• [GOAL OF THE EXERCISE]:
Retype all material exactly. Pictures stay out of the copy.

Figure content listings

## Begin

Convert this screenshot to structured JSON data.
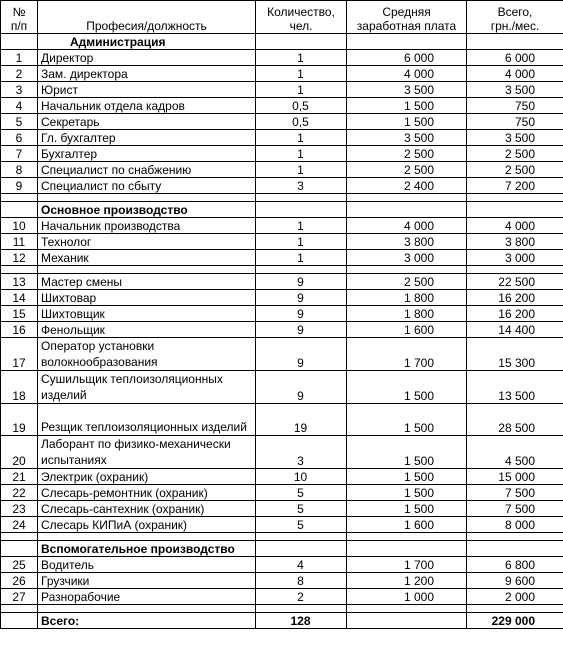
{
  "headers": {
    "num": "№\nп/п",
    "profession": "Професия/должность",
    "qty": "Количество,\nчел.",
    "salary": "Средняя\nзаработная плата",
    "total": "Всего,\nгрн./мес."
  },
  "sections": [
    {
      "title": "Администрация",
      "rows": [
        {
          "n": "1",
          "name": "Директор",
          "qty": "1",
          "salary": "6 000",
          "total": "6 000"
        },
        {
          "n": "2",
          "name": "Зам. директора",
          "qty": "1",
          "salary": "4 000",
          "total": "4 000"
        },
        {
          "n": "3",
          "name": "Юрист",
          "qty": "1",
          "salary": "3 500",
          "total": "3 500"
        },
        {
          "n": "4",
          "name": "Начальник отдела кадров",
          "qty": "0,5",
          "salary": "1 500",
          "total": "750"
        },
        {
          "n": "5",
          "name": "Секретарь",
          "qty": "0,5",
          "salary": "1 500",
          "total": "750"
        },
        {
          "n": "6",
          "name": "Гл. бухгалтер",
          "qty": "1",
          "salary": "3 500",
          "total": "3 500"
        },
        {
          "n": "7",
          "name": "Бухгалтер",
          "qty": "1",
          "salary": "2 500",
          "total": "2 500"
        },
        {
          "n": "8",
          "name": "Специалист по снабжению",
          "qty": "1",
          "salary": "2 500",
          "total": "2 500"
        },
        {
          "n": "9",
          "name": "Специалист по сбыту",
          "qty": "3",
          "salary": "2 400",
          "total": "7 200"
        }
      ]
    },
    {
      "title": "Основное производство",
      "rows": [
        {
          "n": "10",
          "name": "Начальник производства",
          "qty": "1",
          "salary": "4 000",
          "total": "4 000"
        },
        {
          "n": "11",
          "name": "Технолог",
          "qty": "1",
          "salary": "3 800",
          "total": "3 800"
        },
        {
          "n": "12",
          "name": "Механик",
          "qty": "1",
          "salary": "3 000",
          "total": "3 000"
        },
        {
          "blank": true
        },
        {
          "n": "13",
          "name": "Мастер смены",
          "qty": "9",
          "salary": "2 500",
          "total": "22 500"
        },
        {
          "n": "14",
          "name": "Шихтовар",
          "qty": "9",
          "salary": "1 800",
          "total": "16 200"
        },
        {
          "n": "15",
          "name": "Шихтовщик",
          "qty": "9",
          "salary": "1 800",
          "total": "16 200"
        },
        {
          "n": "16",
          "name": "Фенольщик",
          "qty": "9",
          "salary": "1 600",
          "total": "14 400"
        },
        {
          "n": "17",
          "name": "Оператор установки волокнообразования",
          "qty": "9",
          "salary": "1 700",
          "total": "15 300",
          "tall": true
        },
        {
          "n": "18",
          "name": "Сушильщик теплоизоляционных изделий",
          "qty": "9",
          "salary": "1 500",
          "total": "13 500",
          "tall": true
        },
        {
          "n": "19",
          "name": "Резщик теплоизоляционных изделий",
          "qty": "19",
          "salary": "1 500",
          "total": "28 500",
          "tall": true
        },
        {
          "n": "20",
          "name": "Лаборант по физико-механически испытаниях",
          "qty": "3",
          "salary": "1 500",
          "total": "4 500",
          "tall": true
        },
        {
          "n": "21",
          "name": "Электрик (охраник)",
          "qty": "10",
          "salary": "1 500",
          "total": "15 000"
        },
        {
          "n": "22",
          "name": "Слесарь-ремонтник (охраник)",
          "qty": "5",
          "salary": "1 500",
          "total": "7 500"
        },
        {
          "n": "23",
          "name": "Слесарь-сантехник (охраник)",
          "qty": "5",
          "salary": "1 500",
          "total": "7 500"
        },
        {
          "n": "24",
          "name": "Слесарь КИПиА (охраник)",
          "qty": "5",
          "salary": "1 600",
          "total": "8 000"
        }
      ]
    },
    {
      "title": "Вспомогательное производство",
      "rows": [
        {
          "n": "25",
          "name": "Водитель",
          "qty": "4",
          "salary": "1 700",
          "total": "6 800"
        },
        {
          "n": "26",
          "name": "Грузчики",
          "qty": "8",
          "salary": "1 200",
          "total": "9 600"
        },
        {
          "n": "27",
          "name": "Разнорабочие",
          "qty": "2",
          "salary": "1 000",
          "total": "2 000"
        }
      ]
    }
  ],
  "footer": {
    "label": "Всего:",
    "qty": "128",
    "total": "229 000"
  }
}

## End

• [WORKED ANSWER]:
Convert this screenshot to structured JSON data.
{
  "headers": {
    "num": "№\nп/п",
    "profession": "Професия/должность",
    "qty": "Количество,\nчел.",
    "salary": "Средняя\nзаработная плата",
    "total": "Всего,\nгрн./мес."
  },
  "sections": [
    {
      "title": "Администрация",
      "rows": [
        {
          "n": "1",
          "name": "Директор",
          "qty": "1",
          "salary": "6 000",
          "total": "6 000"
        },
        {
          "n": "2",
          "name": "Зам. директора",
          "qty": "1",
          "salary": "4 000",
          "total": "4 000"
        },
        {
          "n": "3",
          "name": "Юрист",
          "qty": "1",
          "salary": "3 500",
          "total": "3 500"
        },
        {
          "n": "4",
          "name": "Начальник отдела кадров",
          "qty": "0,5",
          "salary": "1 500",
          "total": "750"
        },
        {
          "n": "5",
          "name": "Секретарь",
          "qty": "0,5",
          "salary": "1 500",
          "total": "750"
        },
        {
          "n": "6",
          "name": "Гл. бухгалтер",
          "qty": "1",
          "salary": "3 500",
          "total": "3 500"
        },
        {
          "n": "7",
          "name": "Бухгалтер",
          "qty": "1",
          "salary": "2 500",
          "total": "2 500"
        },
        {
          "n": "8",
          "name": "Специалист по снабжению",
          "qty": "1",
          "salary": "2 500",
          "total": "2 500"
        },
        {
          "n": "9",
          "name": "Специалист по сбыту",
          "qty": "3",
          "salary": "2 400",
          "total": "7 200"
        }
      ]
    },
    {
      "title": "Основное производство",
      "rows": [
        {
          "n": "10",
          "name": "Начальник производства",
          "qty": "1",
          "salary": "4 000",
          "total": "4 000"
        },
        {
          "n": "11",
          "name": "Технолог",
          "qty": "1",
          "salary": "3 800",
          "total": "3 800"
        },
        {
          "n": "12",
          "name": "Механик",
          "qty": "1",
          "salary": "3 000",
          "total": "3 000"
        },
        {
          "blank": true
        },
        {
          "n": "13",
          "name": "Мастер смены",
          "qty": "9",
          "salary": "2 500",
          "total": "22 500"
        },
        {
          "n": "14",
          "name": "Шихтовар",
          "qty": "9",
          "salary": "1 800",
          "total": "16 200"
        },
        {
          "n": "15",
          "name": "Шихтовщик",
          "qty": "9",
          "salary": "1 800",
          "total": "16 200"
        },
        {
          "n": "16",
          "name": "Фенольщик",
          "qty": "9",
          "salary": "1 600",
          "total": "14 400"
        },
        {
          "n": "17",
          "name": "Оператор установки волокнообразования",
          "qty": "9",
          "salary": "1 700",
          "total": "15 300",
          "tall": true
        },
        {
          "n": "18",
          "name": "Сушильщик теплоизоляционных изделий",
          "qty": "9",
          "salary": "1 500",
          "total": "13 500",
          "tall": true
        },
        {
          "n": "19",
          "name": "Резщик теплоизоляционных изделий",
          "qty": "19",
          "salary": "1 500",
          "total": "28 500",
          "tall": true
        },
        {
          "n": "20",
          "name": "Лаборант по физико-механически испытаниях",
          "qty": "3",
          "salary": "1 500",
          "total": "4 500",
          "tall": true
        },
        {
          "n": "21",
          "name": "Электрик (охраник)",
          "qty": "10",
          "salary": "1 500",
          "total": "15 000"
        },
        {
          "n": "22",
          "name": "Слесарь-ремонтник (охраник)",
          "qty": "5",
          "salary": "1 500",
          "total": "7 500"
        },
        {
          "n": "23",
          "name": "Слесарь-сантехник (охраник)",
          "qty": "5",
          "salary": "1 500",
          "total": "7 500"
        },
        {
          "n": "24",
          "name": "Слесарь КИПиА (охраник)",
          "qty": "5",
          "salary": "1 600",
          "total": "8 000"
        }
      ]
    },
    {
      "title": "Вспомогательное производство",
      "rows": [
        {
          "n": "25",
          "name": "Водитель",
          "qty": "4",
          "salary": "1 700",
          "total": "6 800"
        },
        {
          "n": "26",
          "name": "Грузчики",
          "qty": "8",
          "salary": "1 200",
          "total": "9 600"
        },
        {
          "n": "27",
          "name": "Разнорабочие",
          "qty": "2",
          "salary": "1 000",
          "total": "2 000"
        }
      ]
    }
  ],
  "footer": {
    "label": "Всего:",
    "qty": "128",
    "total": "229 000"
  }
}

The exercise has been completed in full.